YOUR GOAL: Keep only the lines of the data below that contain "단체에서", and copy them.

- - - - -

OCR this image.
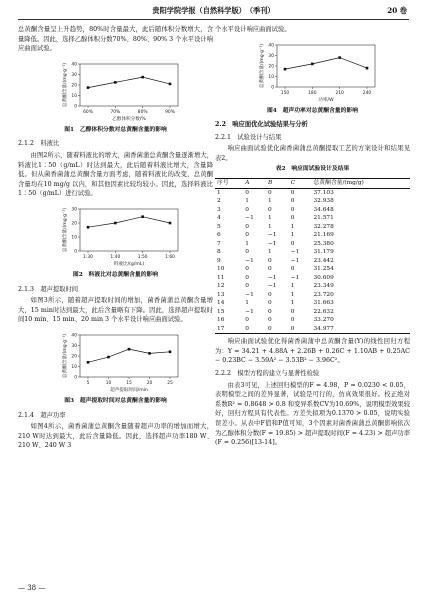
贵阳学院学报（自然科学版）　（季刊）	20 卷

总黄酮含量呈上升趋势，80%时含量最大，此后随体积分数增大，含量降低。因此，选择乙醇体积分数70%、80%、90% 3 个水平设计响应曲面试验。

0
10
20
30
40
60%	70%	80%	90%
乙醇体积分数/%
总黄酮含量/(mg·g⁻¹)
图1　乙醇体积分数对总黄酮含量的影响
2.1.2　料液比

由图2所示，随着料液比的增大，菌香菌蒲总黄酮含量逐渐增大，料液比1∶50（g/mL）时达到最大，此后随着料液比增大，含量降低。但从菌香菌蒲总黄酮含量方面考虑，随着料液比的改变，总黄酮含量均在10 mg/g 以内，和其他因素比较均较小。因此，选择料液比1∶50（g/mL）进行试验。

0
10
20
30
1:30	1:40	1:50	1:60
料液比/(g/mL)
总黄酮含量/(mg·g⁻¹)
图2　料液比对总黄酮含量的影响
2.1.3　超声提取时间

如图3所示，随着超声提取时间的增加，菌香菌蒲总黄酮含量增大，15 min时达到最大，此后含量略有下降。因此，选择超声提取时间10 min、15 min、20 min 3 个水平设计响应曲面试验。

0
10
20
30
40
5	10	15	20	25
超声提取时间/min
总黄酮含量/(mg·g⁻¹)
图3　超声提取时间对总黄酮含量的影响
2.1.4　超声功率

如图4所示，菌香菌蒲总黄酮含量随着超声功率的增加而增大，210 W时达到最大，此后含量降低。因此，选择超声功率180 W、210 W、240 W 3

个水平设计响应曲面试验。

0
10
20
30
40
150	180	210	240
功率/W
总黄酮含量/(mg·g⁻¹)
图4　超声功率对总黄酮含量的影响
2.2　响应面优化试验结果与分析
2.2.1　试验设计与结果

响应曲面试验优化菌香菌蒲总黄酮提取工艺的方案设计和结果见表2。

表2　响应面试验设计及结果
序号	A	B	C	总黄酮含量/(mg/g)
1	0	0	0	37.103
2	1	1	0	32.938
3	0	0	0	34.648
4	−1	1	0	21.571
5	0	1	1	32.278
6	0	−1	1	21.169
7	1	−1	0	25.380
8	0	1	−1	31.179
9	−1	0	−1	23.442
10	0	0	0	31.254
11	0	−1	−1	30.609
12	0	−1	1	23.349
13	−1	0	1	23.720
14	1	0	1	31.663
15	−1	0	0	22.632
16	0	0	0	33.270
17	0	0	0	34.977

响应曲面试验优化得菌香菌蒲中总黄酮含量(Y)的线性回归方程为：Y = 34.21 + 4.88A + 2.26B + 0.26C + 1.10AB + 0.25AC − 0.23BC − 3.59A² − 3.53B² − 3.96C²。

2.2.2　模型方程的建立与显著性检验

由表3可见，上述回归模型的F = 4.98，P = 0.0230 < 0.05，表明模型之间的差异显著，试验是可行的，仿真效果很好。校正绝对系数R² = 0.8648 > 0.8 和变异系数CV为10.69%，说明模型效果较好，回归方程具有代表性。方差失拟项为0.1370 > 0.05，说明实验误差小。从表中F值和P值可知，3个因素对菌香菌蒲总黄酮影响依次为乙醇体积分数(F = 19.85) > 超声提取时间(F = 4.23) > 超声功率(F = 0.256)[13-14]。

— 38 —
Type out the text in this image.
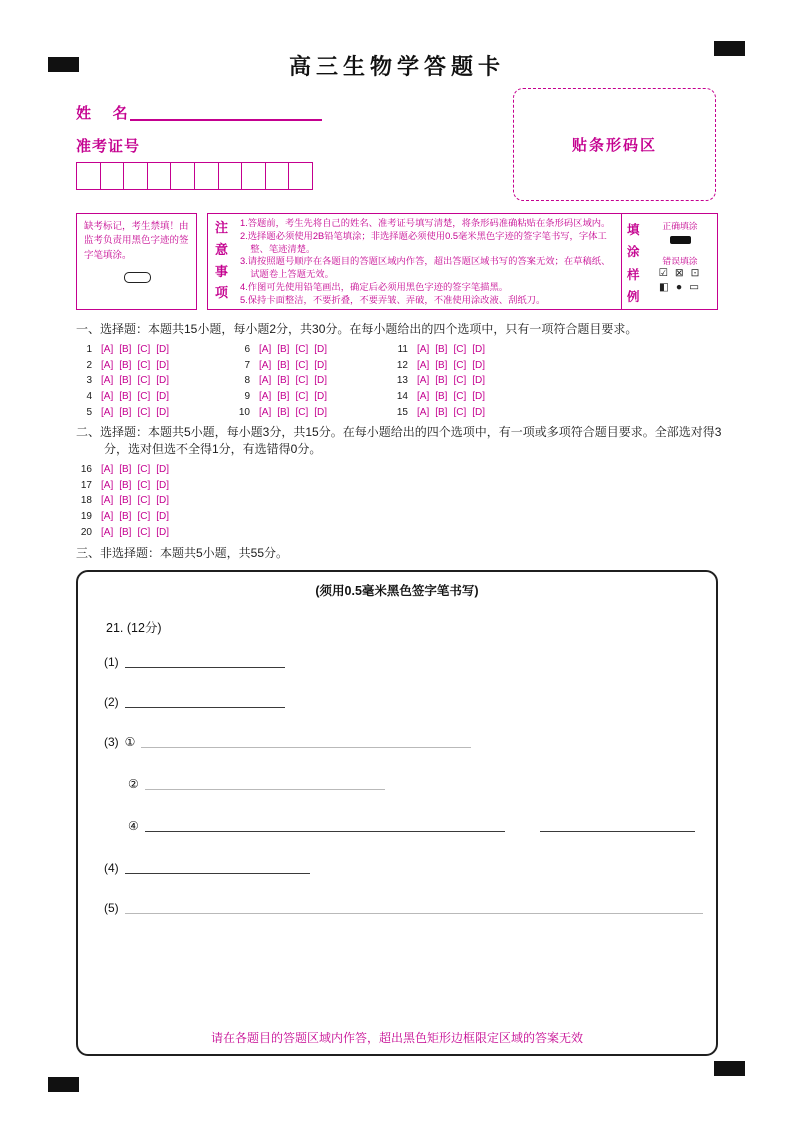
高三生物学答题卡
姓    名
准考证号	贴条形码区
缺考标记，考生禁填！由监考负责用黑色字迹的签字笔填涂。
注意事项
1.答题前，考生先将自己的姓名、准考证号填写清楚，将条形码准确粘贴在条形码区域内。
2.选择题必须使用2B铅笔填涂；非选择题必须使用0.5毫米黑色字迹的签字笔书写，字体工整、笔迹清楚。
3.请按照题号顺序在各题目的答题区域内作答，超出答题区域书写的答案无效；在草稿纸、试题卷上答题无效。
4.作图可先使用铅笔画出，确定后必须用黑色字迹的签字笔描黑。
5.保持卡面整洁，不要折叠，不要弄皱、弄破，不准使用涂改液、刮纸刀。
填涂样例
正确填涂
错误填涂
☑ ⊠ ⊡
◧ ● ▭
一、选择题：本题共15小题，每小题2分，共30分。在每小题给出的四个选项中，只有一项符合题目要求。
1 [A] [B] [C] [D]
2 [A] [B] [C] [D]
3 [A] [B] [C] [D]
4 [A] [B] [C] [D]
5 [A] [B] [C] [D]
6 [A] [B] [C] [D]
7 [A] [B] [C] [D]
8 [A] [B] [C] [D]
9 [A] [B] [C] [D]
10 [A] [B] [C] [D]
11 [A] [B] [C] [D]
12 [A] [B] [C] [D]
13 [A] [B] [C] [D]
14 [A] [B] [C] [D]
15 [A] [B] [C] [D]
二、选择题：本题共5小题，每小题3分，共15分。在每小题给出的四个选项中，有一项或多项符合题目要求。全部选对得3
分，选对但选不全得1分，有选错得0分。
16 [A] [B] [C] [D]
17 [A] [B] [C] [D]
18 [A] [B] [C] [D]
19 [A] [B] [C] [D]
20 [A] [B] [C] [D]
三、非选择题：本题共5小题，共55分。
(须用0.5毫米黑色签字笔书写)
21. (12分)
(1)
(2)
(3) ①
②
④
(4)
(5)
请在各题目的答题区域内作答，超出黑色矩形边框限定区域的答案无效
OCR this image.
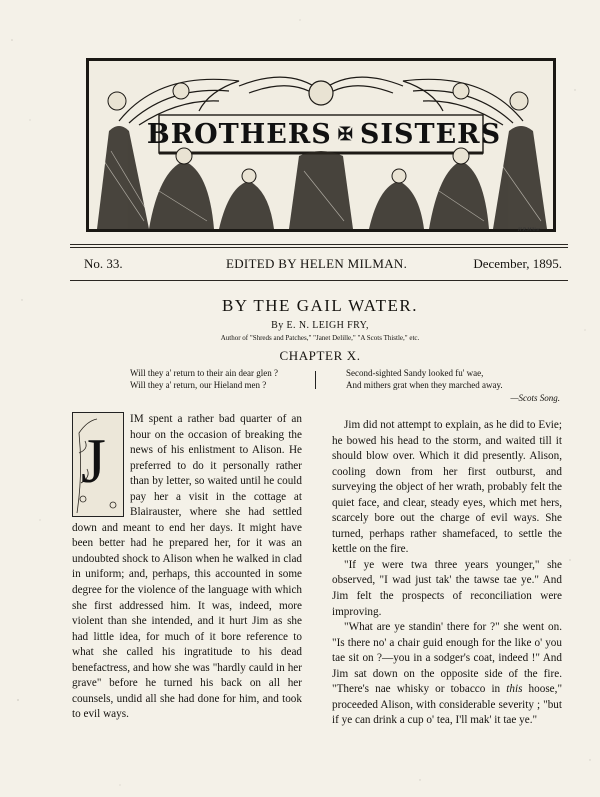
BROTHERS ✠ SISTERS
H.R.Millar.
No. 33.	EDITED BY HELEN MILMAN.	December, 1895.
BY THE GAIL WATER.
By E. N. LEIGH FRY,
Author of "Shreds and Patches," "Janet Delille," "A Scots Thistle," etc.
CHAPTER X.
Will they a' return to their ain dear glen ?
Will they a' return, our Hieland men ?
Second-sighted Sandy looked fu' wae,
And mithers grat when they marched away.
—Scots Song.
J

IM spent a rather bad quarter of an hour on the occasion of breaking the news of his enlistment to Alison. He preferred to do it personally rather than by letter, so waited until he could pay her a visit in the cottage at Blairauster, where she had settled down and meant to end her days. It might have been better had he prepared her, for it was an undoubted shock to Alison when he walked in clad in uniform; and, perhaps, this accounted in some degree for the violence of the language with which she first addressed him. It was, indeed, more violent than she intended, and it hurt Jim as she had little idea, for much of it bore reference to what she called his ingratitude to his dead benefactress, and how she was "hardly cauld in her grave" before he turned his back on all her counsels, undid all she had done for him, and took to evil ways.

Jim did not attempt to explain, as he did to Evie; he bowed his head to the storm, and waited till it should blow over. Which it did presently. Alison, cooling down from her first outburst, and surveying the object of her wrath, probably felt the quiet face, and clear, steady eyes, which met hers, scarcely bore out the charge of evil ways. She turned, perhaps rather shamefaced, to settle the kettle on the fire.

"If ye were twa three years younger," she observed, "I wad just tak' the tawse tae ye." And Jim felt the prospects of reconciliation were improving.

"What are ye standin' there for ?" she went on. "Is there no' a chair guid enough for the like o' you tae sit on ?—you in a sodger's coat, indeed !" And Jim sat down on the opposite side of the fire. "There's nae whisky or tobacco in this hoose," proceeded Alison, with considerable severity ; "but if ye can drink a cup o' tea, I'll mak' it tae ye."
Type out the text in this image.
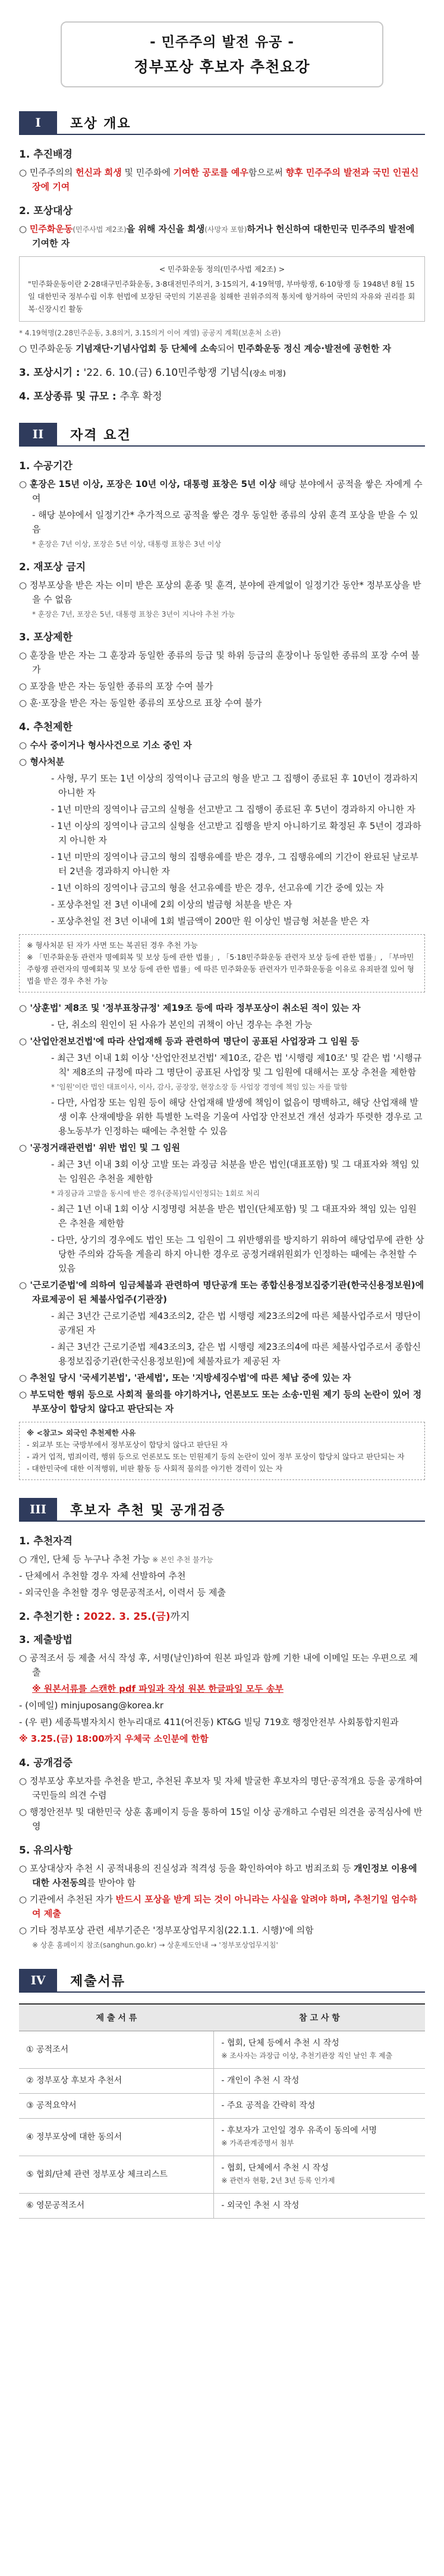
- 민주주의 발전 유공 -
정부포상 후보자 추천요강
I	포상 개요
1. 추진배경
○ 민주주의의 헌신과 희생 및 민주화에 기여한 공로를 예우함으로써 향후 민주주의 발전과 국민 인권신장에 기여
2. 포상대상
○ 민주화운동(민주사법 제2조)을 위해 자신을 희생(사망자 포함)하거나 헌신하여 대한민국 민주주의 발전에 기여한 자
< 민주화운동 정의(민주사법 제2조) >
"민주화운동이란 2·28대구민주화운동, 3·8대전민주의거, 3·15의거, 4·19혁명, 부마항쟁, 6·10항쟁 등 1948년 8월 15일 대한민국 정부수립 이후 헌법에 보장된 국민의 기본권을 침해한 권위주의적 통치에 항거하여 국민의 자유와 권리를 회복·신장시킨 활동
* 4.19혁명(2.28민주운동, 3.8의거, 3.15의거 이어 계열) 공공지 계획(보훈처 소관)
○ 민주화운동 기념재단·기념사업회 등 단체에 소속되어 민주화운동 정신 계승·발전에 공헌한 자
3. 포상시기 : '22. 6. 10.(금) 6.10민주항쟁 기념식(장소 미정)
4. 포상종류 및 규모 : 추후 확정
II	자격 요건
1. 수공기간
○ 훈장은 15년 이상, 포장은 10년 이상, 대통령 표창은 5년 이상 해당 분야에서 공적을 쌓은 자에게 수여
- 해당 분야에서 일정기간* 추가적으로 공적을 쌓은 경우 동일한 종류의 상위 훈격 포상을 받을 수 있음
* 훈장은 7년 이상, 포장은 5년 이상, 대통령 표창은 3년 이상
2. 재포상 금지
○ 정부포상을 받은 자는 이미 받은 포상의 훈종 및 훈격, 분야에 관계없이 일정기간 동안* 정부포상을 받을 수 없음
* 훈장은 7년, 포장은 5년, 대통령 표창은 3년이 지나야 추천 가능
3. 포상제한
○ 훈장을 받은 자는 그 훈장과 동일한 종류의 등급 및 하위 등급의 훈장이나 동일한 종류의 포장 수여 불가
○ 포장을 받은 자는 동일한 종류의 포장 수여 불가
○ 훈·포장을 받은 자는 동일한 종류의 포상으로 표창 수여 불가
4. 추천제한
○ 수사 중이거나 형사사건으로 기소 중인 자
○ 형사처분
- 사형, 무기 또는 1년 이상의 징역이나 금고의 형을 받고 그 집행이 종료된 후 10년이 경과하지 아니한 자
- 1년 미만의 징역이나 금고의 실형을 선고받고 그 집행이 종료된 후 5년이 경과하지 아니한 자
- 1년 이상의 징역이나 금고의 실형을 선고받고 집행을 받지 아니하기로 확정된 후 5년이 경과하지 아니한 자
- 1년 미만의 징역이나 금고의 형의 집행유예를 받은 경우, 그 집행유예의 기간이 완료된 날로부터 2년을 경과하지 아니한 자
- 1년 이하의 징역이나 금고의 형을 선고유예를 받은 경우, 선고유예 기간 중에 있는 자
- 포상추천일 전 3년 이내에 2회 이상의 벌금형 처분을 받은 자
- 포상추천일 전 3년 이내에 1회 벌금액이 200만 원 이상인 벌금형 처분을 받은 자
※ 형사처분 된 자가 사면 또는 복권된 경우 추천 가능
※ 「민주화운동 관련자 명예회복 및 보상 등에 관한 법률」, 「5·18민주화운동 관련자 보상 등에 관한 법률」, 「부마민주항쟁 관련자의 명예회복 및 보상 등에 관한 법률」에 따른 민주화운동 관련자가 민주화운동을 이유로 유죄판결 있어 형법을 받은 경우 추천 가능
○ '상훈법' 제8조 및 '정부표창규정' 제19조 등에 따라 정부포상이 취소된 적이 있는 자
- 단, 취소의 원인이 된 사유가 본인의 귀책이 아닌 경우는 추천 가능
○ '산업안전보건법'에 따라 산업재해 등과 관련하여 명단이 공표된 사업장과 그 임원 등
- 최근 3년 이내 1회 이상 '산업안전보건법' 제10조, 같은 법 '시행령 제10조' 및 같은 법 '시행규칙' 제8조의 규정에 따라 그 명단이 공표된 사업장 및 그 임원에 대해서는 포상 추천을 제한함
* '임원'이란 법인 대표이사, 이사, 감사, 공장장, 현장소장 등 사업장 경영에 책임 있는 자를 말함
- 다만, 사업장 또는 임원 등이 해당 산업재해 발생에 책임이 없음이 명백하고, 해당 산업재해 발생 이후 산재예방을 위한 특별한 노력을 기울여 사업장 안전보건 개선 성과가 뚜렷한 경우로 고용노동부가 인정하는 때에는 추천할 수 있음
○ '공정거래관련법' 위반 법인 및 그 임원
- 최근 3년 이내 3회 이상 고발 또는 과징금 처분을 받은 법인(대표포함) 및 그 대표자와 책임 있는 임원은 추천을 제한함
* 과징금과 고발을 동시에 받은 경우(중복)일시인정되는 1회로 처리
- 최근 1년 이내 1회 이상 시정명령 처분을 받은 법인(단체포함) 및 그 대표자와 책임 있는 임원은 추천을 제한함
- 다만, 상기의 경우에도 법인 또는 그 임원이 그 위반행위를 방지하기 위하여 해당업무에 관한 상당한 주의와 감독을 게을리 하지 아니한 경우로 공정거래위원회가 인정하는 때에는 추천할 수 있음
○ '근로기준법'에 의하여 임금체불과 관련하여 명단공개 또는 종합신용정보집중기관(한국신용정보원)에 자료제공이 된 체불사업주(기관장)
- 최근 3년간 근로기준법 제43조의2, 같은 법 시행령 제23조의2에 따른 체불사업주로서 명단이 공개된 자
- 최근 3년간 근로기준법 제43조의3, 같은 법 시행령 제23조의4에 따른 체불사업주로서 종합신용정보집중기관(한국신용정보원)에 체불자료가 제공된 자
○ 추천일 당시 '국세기본법', '관세법', 또는 '지방세징수법'에 따른 체납 중에 있는 자
○ 부도덕한 행위 등으로 사회적 물의를 야기하거나, 언론보도 또는 소송·민원 제기 등의 논란이 있어 정부포상이 합당치 않다고 판단되는 자
※ <참고> 외국인 추천제한 사유
- 외교부 또는 국방부에서 정부포상이 합당치 않다고 판단된 자
- 과거 업적, 범죄이력, 행위 등으로 언론보도 또는 민원제기 등의 논란이 있어 정부 포상이 합당치 않다고 판단되는 자
- 대한민국에 대한 이적행위, 비판 활동 등 사회적 물의를 야기한 경력이 있는 자
III	후보자 추천 및 공개검증
1. 추천자격
○ 개인, 단체 등 누구나 추천 가능 ※ 본인 추천 불가능
- 단체에서 추천할 경우 자체 선발하여 추천
- 외국인을 추천할 경우 영문공적조서, 이력서 등 제출
2. 추천기한 : 2022. 3. 25.(금)까지
3. 제출방법
○ 공적조서 등 제출 서식 작성 후, 서명(날인)하여 원본 파일과 함께 기한 내에 이메일 또는 우편으로 제출
※ 원본서류를 스캔한 pdf 파일과 작성 원본 한글파일 모두 송부
- (이메일) minjuposang@korea.kr
- (우 편) 세종특별자치시 한누리대로 411(어진동) KT&G 빌딩 719호 행정안전부 사회통합지원과
※ 3.25.(금) 18:00까지 우체국 소인분에 한함
4. 공개검증
○ 정부포상 후보자를 추천을 받고, 추천된 후보자 및 자체 발굴한 후보자의 명단·공적개요 등을 공개하여 국민들의 의견 수렴
○ 행정안전부 및 대한민국 상훈 홈페이지 등을 통하여 15일 이상 공개하고 수렴된 의견을 공적심사에 반영
5. 유의사항
○ 포상대상자 추천 시 공적내용의 진실성과 적격성 등을 확인하여야 하고 범죄조회 등 개인정보 이용에 대한 사전동의를 받아야 함
○ 기관에서 추천된 자가 반드시 포상을 받게 되는 것이 아니라는 사실을 알려야 하며, 추천기일 엄수하여 제출
○ 기타 정부포상 관련 세부기준은 '정부포상업무지침(22.1.1. 시행)'에 의함
※ 상훈 홈페이지 참조(sanghun.go.kr) → 상훈제도안내 → '정부포상업무지침'
IV	제출서류
제 출 서 류	참 고 사 항
① 공적조서	- 협회, 단체 등에서 추천 시 작성
※ 조사자는 과장급 이상, 추천기관장 직인 날인 후 제출

② 정부포상 후보자 추천서	- 개인이 추천 시 작성

③ 공적요약서	- 주요 공적을 간략히 작성

④ 정부포상에 대한 동의서	- 후보자가 고인일 경우 유족이 동의에 서명
※ 가족관계증명서 첨부

⑤ 협회/단체 관련 정부포상 체크리스트	- 협회, 단체에서 추천 시 작성
※ 관련자 현황, 2년 3년 등록 인가제

⑥ 영문공적조서	- 외국인 추천 시 작성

- - - - -

WRITTEN ANSWER:
- 단체에서 추천할 경우 자체 선발하여 추천
⑤ 협회/단체 관련 정부포상 체크리스트	- 협회, 단체에서 추천 시 작성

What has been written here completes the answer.